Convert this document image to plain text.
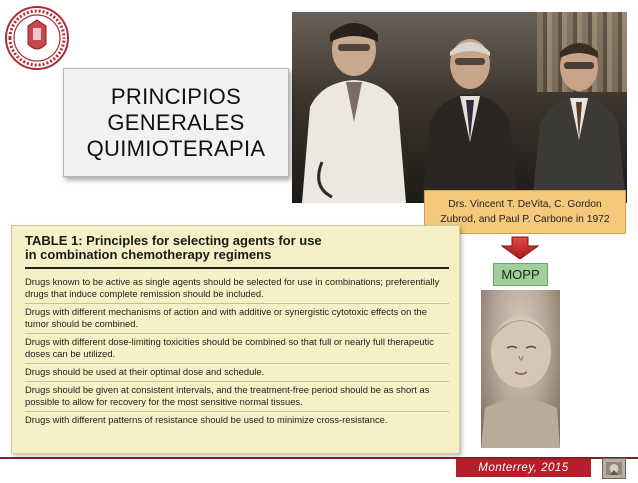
PRINCIPIOS
GENERALES
QUIMIOTERAPIA
Drs. Vincent T. DeVita, C. Gordon
Zubrod, and Paul P. Carbone in 1972
MOPP
TABLE 1: Principles for selecting agents for use
in combination chemotherapy regimens
Drugs known to be active as single agents should be selected for use in combinations; preferentially drugs that induce complete remission should be included.
Drugs with different mechanisms of action and with additive or synergistic cytotoxic effects on the tumor should be combined.
Drugs with different dose-limiting toxicities should be combined so that full or nearly full therapeutic doses can be utilized.
Drugs should be used at their optimal dose and schedule.
Drugs should be given at consistent intervals, and the treatment-free period should be as short as possible to allow for recovery for the most sensitive normal tissues.
Drugs with different patterns of resistance should be used to minimize cross-resistance.
Monterrey, 2015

────────────────────────────────────────

**Required work**
The full listing, reproduced exactly and without pictures, is the expected output.

**Result**
Convert this document image to plain text.
PRINCIPIOS
GENERALES
QUIMIOTERAPIA
Drs. Vincent T. DeVita, C. Gordon
Zubrod, and Paul P. Carbone in 1972
MOPP
TABLE 1: Principles for selecting agents for use
in combination chemotherapy regimens
Drugs known to be active as single agents should be selected for use in combinations; preferentially drugs that induce complete remission should be included.
Drugs with different mechanisms of action and with additive or synergistic cytotoxic effects on the tumor should be combined.
Drugs with different dose-limiting toxicities should be combined so that full or nearly full therapeutic doses can be utilized.
Drugs should be used at their optimal dose and schedule.
Drugs should be given at consistent intervals, and the treatment-free period should be as short as possible to allow for recovery for the most sensitive normal tissues.
Drugs with different patterns of resistance should be used to minimize cross-resistance.
Monterrey, 2015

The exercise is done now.